Reproduce the entries word for word, and omit any picture you find in them.

==*==

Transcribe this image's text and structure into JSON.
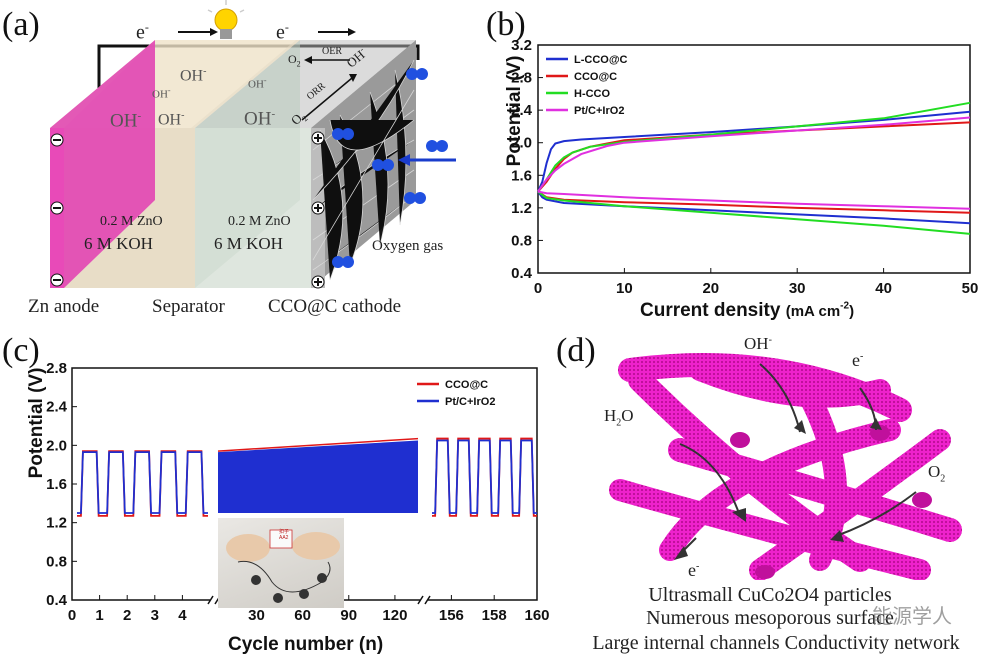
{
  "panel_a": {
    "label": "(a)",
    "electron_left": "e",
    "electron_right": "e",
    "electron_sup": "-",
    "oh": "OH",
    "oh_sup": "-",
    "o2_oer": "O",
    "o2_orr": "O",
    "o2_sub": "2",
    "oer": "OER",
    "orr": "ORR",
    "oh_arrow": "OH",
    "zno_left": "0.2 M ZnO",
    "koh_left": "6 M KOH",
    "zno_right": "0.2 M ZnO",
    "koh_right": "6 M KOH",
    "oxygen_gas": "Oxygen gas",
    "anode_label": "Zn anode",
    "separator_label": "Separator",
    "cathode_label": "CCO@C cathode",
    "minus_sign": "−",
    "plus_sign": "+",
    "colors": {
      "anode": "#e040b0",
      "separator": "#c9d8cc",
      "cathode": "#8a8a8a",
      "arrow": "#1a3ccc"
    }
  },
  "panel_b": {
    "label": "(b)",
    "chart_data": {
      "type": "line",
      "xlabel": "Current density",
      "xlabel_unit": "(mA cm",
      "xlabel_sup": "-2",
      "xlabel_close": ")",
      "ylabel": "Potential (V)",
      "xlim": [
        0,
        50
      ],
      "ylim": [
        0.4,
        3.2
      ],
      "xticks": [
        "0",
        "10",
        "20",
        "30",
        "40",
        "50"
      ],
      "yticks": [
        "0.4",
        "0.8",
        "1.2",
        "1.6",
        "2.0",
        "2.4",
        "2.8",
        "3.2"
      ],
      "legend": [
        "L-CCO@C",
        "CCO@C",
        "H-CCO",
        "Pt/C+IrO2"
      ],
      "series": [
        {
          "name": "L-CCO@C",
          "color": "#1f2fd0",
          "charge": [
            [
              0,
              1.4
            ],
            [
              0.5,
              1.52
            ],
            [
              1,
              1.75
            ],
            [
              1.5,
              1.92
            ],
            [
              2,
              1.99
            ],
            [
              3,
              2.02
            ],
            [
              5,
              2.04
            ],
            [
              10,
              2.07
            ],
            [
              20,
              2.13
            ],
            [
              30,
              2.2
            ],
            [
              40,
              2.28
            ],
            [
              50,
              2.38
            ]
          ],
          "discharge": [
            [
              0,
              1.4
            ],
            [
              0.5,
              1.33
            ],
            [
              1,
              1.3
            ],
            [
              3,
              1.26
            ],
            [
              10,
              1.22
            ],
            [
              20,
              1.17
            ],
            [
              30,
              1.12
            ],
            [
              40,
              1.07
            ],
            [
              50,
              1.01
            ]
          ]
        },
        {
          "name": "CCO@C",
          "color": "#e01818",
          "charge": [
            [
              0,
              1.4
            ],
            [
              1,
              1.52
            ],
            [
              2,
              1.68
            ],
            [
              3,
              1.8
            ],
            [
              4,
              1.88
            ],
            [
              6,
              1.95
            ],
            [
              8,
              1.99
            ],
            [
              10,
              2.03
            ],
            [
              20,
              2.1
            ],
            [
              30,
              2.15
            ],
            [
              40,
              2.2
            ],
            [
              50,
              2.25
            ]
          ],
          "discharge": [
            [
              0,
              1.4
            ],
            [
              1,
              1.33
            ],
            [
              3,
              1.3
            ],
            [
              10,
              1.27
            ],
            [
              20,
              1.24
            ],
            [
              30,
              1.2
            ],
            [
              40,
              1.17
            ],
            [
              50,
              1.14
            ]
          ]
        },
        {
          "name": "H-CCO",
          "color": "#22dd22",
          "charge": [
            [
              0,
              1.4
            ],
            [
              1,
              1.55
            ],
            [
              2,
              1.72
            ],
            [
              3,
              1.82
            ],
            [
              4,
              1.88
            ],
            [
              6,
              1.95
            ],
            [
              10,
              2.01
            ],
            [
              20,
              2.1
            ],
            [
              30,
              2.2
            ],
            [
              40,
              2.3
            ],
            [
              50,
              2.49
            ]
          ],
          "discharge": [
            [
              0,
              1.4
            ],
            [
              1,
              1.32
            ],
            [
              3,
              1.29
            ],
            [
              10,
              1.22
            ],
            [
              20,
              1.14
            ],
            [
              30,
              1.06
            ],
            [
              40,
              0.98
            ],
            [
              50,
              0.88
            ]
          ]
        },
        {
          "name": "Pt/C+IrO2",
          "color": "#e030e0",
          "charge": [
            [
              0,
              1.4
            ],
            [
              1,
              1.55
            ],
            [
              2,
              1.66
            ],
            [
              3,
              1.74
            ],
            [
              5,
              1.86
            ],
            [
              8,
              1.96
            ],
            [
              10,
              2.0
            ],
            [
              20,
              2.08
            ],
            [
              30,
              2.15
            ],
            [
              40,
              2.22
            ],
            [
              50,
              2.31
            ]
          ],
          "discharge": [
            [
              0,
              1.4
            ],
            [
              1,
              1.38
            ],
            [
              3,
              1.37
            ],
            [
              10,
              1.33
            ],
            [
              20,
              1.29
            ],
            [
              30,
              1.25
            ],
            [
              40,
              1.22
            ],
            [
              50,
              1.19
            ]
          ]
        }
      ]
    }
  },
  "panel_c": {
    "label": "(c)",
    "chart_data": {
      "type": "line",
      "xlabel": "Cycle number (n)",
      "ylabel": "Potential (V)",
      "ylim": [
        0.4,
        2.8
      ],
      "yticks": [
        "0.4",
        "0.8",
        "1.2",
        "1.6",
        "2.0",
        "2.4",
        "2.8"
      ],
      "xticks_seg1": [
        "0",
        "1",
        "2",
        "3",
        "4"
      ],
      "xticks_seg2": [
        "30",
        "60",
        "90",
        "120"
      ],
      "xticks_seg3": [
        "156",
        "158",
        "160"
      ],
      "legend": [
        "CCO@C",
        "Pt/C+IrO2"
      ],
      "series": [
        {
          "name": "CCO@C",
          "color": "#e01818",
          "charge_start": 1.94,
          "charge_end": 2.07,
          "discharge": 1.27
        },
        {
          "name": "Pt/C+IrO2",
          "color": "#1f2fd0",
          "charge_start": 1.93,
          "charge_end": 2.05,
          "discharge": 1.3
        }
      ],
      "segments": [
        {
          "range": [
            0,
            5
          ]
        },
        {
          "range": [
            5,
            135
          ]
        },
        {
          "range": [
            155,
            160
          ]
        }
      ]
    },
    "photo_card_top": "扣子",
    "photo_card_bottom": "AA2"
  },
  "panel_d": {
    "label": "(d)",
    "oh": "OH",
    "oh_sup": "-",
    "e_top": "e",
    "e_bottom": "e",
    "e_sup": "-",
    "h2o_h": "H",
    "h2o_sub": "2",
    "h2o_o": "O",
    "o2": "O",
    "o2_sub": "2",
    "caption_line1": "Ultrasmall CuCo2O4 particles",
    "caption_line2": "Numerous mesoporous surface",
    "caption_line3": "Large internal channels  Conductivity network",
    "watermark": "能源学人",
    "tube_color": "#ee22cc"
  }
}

==*==

• _OUTPUT OF THE EXERCISE_
Transcribe this image's text and structure into JSON.
{
  "panel_a": {
    "label": "(a)",
    "electron_left": "e",
    "electron_right": "e",
    "electron_sup": "-",
    "oh": "OH",
    "oh_sup": "-",
    "o2_oer": "O",
    "o2_orr": "O",
    "o2_sub": "2",
    "oer": "OER",
    "orr": "ORR",
    "oh_arrow": "OH",
    "zno_left": "0.2 M ZnO",
    "koh_left": "6 M KOH",
    "zno_right": "0.2 M ZnO",
    "koh_right": "6 M KOH",
    "oxygen_gas": "Oxygen gas",
    "anode_label": "Zn anode",
    "separator_label": "Separator",
    "cathode_label": "CCO@C cathode",
    "minus_sign": "−",
    "plus_sign": "+",
    "colors": {
      "anode": "#e040b0",
      "separator": "#c9d8cc",
      "cathode": "#8a8a8a",
      "arrow": "#1a3ccc"
    }
  },
  "panel_b": {
    "label": "(b)",
    "chart_data": {
      "type": "line",
      "xlabel": "Current density",
      "xlabel_unit": "(mA cm",
      "xlabel_sup": "-2",
      "xlabel_close": ")",
      "ylabel": "Potential (V)",
      "xlim": [
        0,
        50
      ],
      "ylim": [
        0.4,
        3.2
      ],
      "xticks": [
        "0",
        "10",
        "20",
        "30",
        "40",
        "50"
      ],
      "yticks": [
        "0.4",
        "0.8",
        "1.2",
        "1.6",
        "2.0",
        "2.4",
        "2.8",
        "3.2"
      ],
      "legend": [
        "L-CCO@C",
        "CCO@C",
        "H-CCO",
        "Pt/C+IrO2"
      ],
      "series": [
        {
          "name": "L-CCO@C",
          "color": "#1f2fd0",
          "charge": [
            [
              0,
              1.4
            ],
            [
              0.5,
              1.52
            ],
            [
              1,
              1.75
            ],
            [
              1.5,
              1.92
            ],
            [
              2,
              1.99
            ],
            [
              3,
              2.02
            ],
            [
              5,
              2.04
            ],
            [
              10,
              2.07
            ],
            [
              20,
              2.13
            ],
            [
              30,
              2.2
            ],
            [
              40,
              2.28
            ],
            [
              50,
              2.38
            ]
          ],
          "discharge": [
            [
              0,
              1.4
            ],
            [
              0.5,
              1.33
            ],
            [
              1,
              1.3
            ],
            [
              3,
              1.26
            ],
            [
              10,
              1.22
            ],
            [
              20,
              1.17
            ],
            [
              30,
              1.12
            ],
            [
              40,
              1.07
            ],
            [
              50,
              1.01
            ]
          ]
        },
        {
          "name": "CCO@C",
          "color": "#e01818",
          "charge": [
            [
              0,
              1.4
            ],
            [
              1,
              1.52
            ],
            [
              2,
              1.68
            ],
            [
              3,
              1.8
            ],
            [
              4,
              1.88
            ],
            [
              6,
              1.95
            ],
            [
              8,
              1.99
            ],
            [
              10,
              2.03
            ],
            [
              20,
              2.1
            ],
            [
              30,
              2.15
            ],
            [
              40,
              2.2
            ],
            [
              50,
              2.25
            ]
          ],
          "discharge": [
            [
              0,
              1.4
            ],
            [
              1,
              1.33
            ],
            [
              3,
              1.3
            ],
            [
              10,
              1.27
            ],
            [
              20,
              1.24
            ],
            [
              30,
              1.2
            ],
            [
              40,
              1.17
            ],
            [
              50,
              1.14
            ]
          ]
        },
        {
          "name": "H-CCO",
          "color": "#22dd22",
          "charge": [
            [
              0,
              1.4
            ],
            [
              1,
              1.55
            ],
            [
              2,
              1.72
            ],
            [
              3,
              1.82
            ],
            [
              4,
              1.88
            ],
            [
              6,
              1.95
            ],
            [
              10,
              2.01
            ],
            [
              20,
              2.1
            ],
            [
              30,
              2.2
            ],
            [
              40,
              2.3
            ],
            [
              50,
              2.49
            ]
          ],
          "discharge": [
            [
              0,
              1.4
            ],
            [
              1,
              1.32
            ],
            [
              3,
              1.29
            ],
            [
              10,
              1.22
            ],
            [
              20,
              1.14
            ],
            [
              30,
              1.06
            ],
            [
              40,
              0.98
            ],
            [
              50,
              0.88
            ]
          ]
        },
        {
          "name": "Pt/C+IrO2",
          "color": "#e030e0",
          "charge": [
            [
              0,
              1.4
            ],
            [
              1,
              1.55
            ],
            [
              2,
              1.66
            ],
            [
              3,
              1.74
            ],
            [
              5,
              1.86
            ],
            [
              8,
              1.96
            ],
            [
              10,
              2.0
            ],
            [
              20,
              2.08
            ],
            [
              30,
              2.15
            ],
            [
              40,
              2.22
            ],
            [
              50,
              2.31
            ]
          ],
          "discharge": [
            [
              0,
              1.4
            ],
            [
              1,
              1.38
            ],
            [
              3,
              1.37
            ],
            [
              10,
              1.33
            ],
            [
              20,
              1.29
            ],
            [
              30,
              1.25
            ],
            [
              40,
              1.22
            ],
            [
              50,
              1.19
            ]
          ]
        }
      ]
    }
  },
  "panel_c": {
    "label": "(c)",
    "chart_data": {
      "type": "line",
      "xlabel": "Cycle number (n)",
      "ylabel": "Potential (V)",
      "ylim": [
        0.4,
        2.8
      ],
      "yticks": [
        "0.4",
        "0.8",
        "1.2",
        "1.6",
        "2.0",
        "2.4",
        "2.8"
      ],
      "xticks_seg1": [
        "0",
        "1",
        "2",
        "3",
        "4"
      ],
      "xticks_seg2": [
        "30",
        "60",
        "90",
        "120"
      ],
      "xticks_seg3": [
        "156",
        "158",
        "160"
      ],
      "legend": [
        "CCO@C",
        "Pt/C+IrO2"
      ],
      "series": [
        {
          "name": "CCO@C",
          "color": "#e01818",
          "charge_start": 1.94,
          "charge_end": 2.07,
          "discharge": 1.27
        },
        {
          "name": "Pt/C+IrO2",
          "color": "#1f2fd0",
          "charge_start": 1.93,
          "charge_end": 2.05,
          "discharge": 1.3
        }
      ],
      "segments": [
        {
          "range": [
            0,
            5
          ]
        },
        {
          "range": [
            5,
            135
          ]
        },
        {
          "range": [
            155,
            160
          ]
        }
      ]
    },
    "photo_card_top": "扣子",
    "photo_card_bottom": "AA2"
  },
  "panel_d": {
    "label": "(d)",
    "oh": "OH",
    "oh_sup": "-",
    "e_top": "e",
    "e_bottom": "e",
    "e_sup": "-",
    "h2o_h": "H",
    "h2o_sub": "2",
    "h2o_o": "O",
    "o2": "O",
    "o2_sub": "2",
    "caption_line1": "Ultrasmall CuCo2O4 particles",
    "caption_line2": "Numerous mesoporous surface",
    "caption_line3": "Large internal channels  Conductivity network",
    "watermark": "能源学人",
    "tube_color": "#ee22cc"
  }
}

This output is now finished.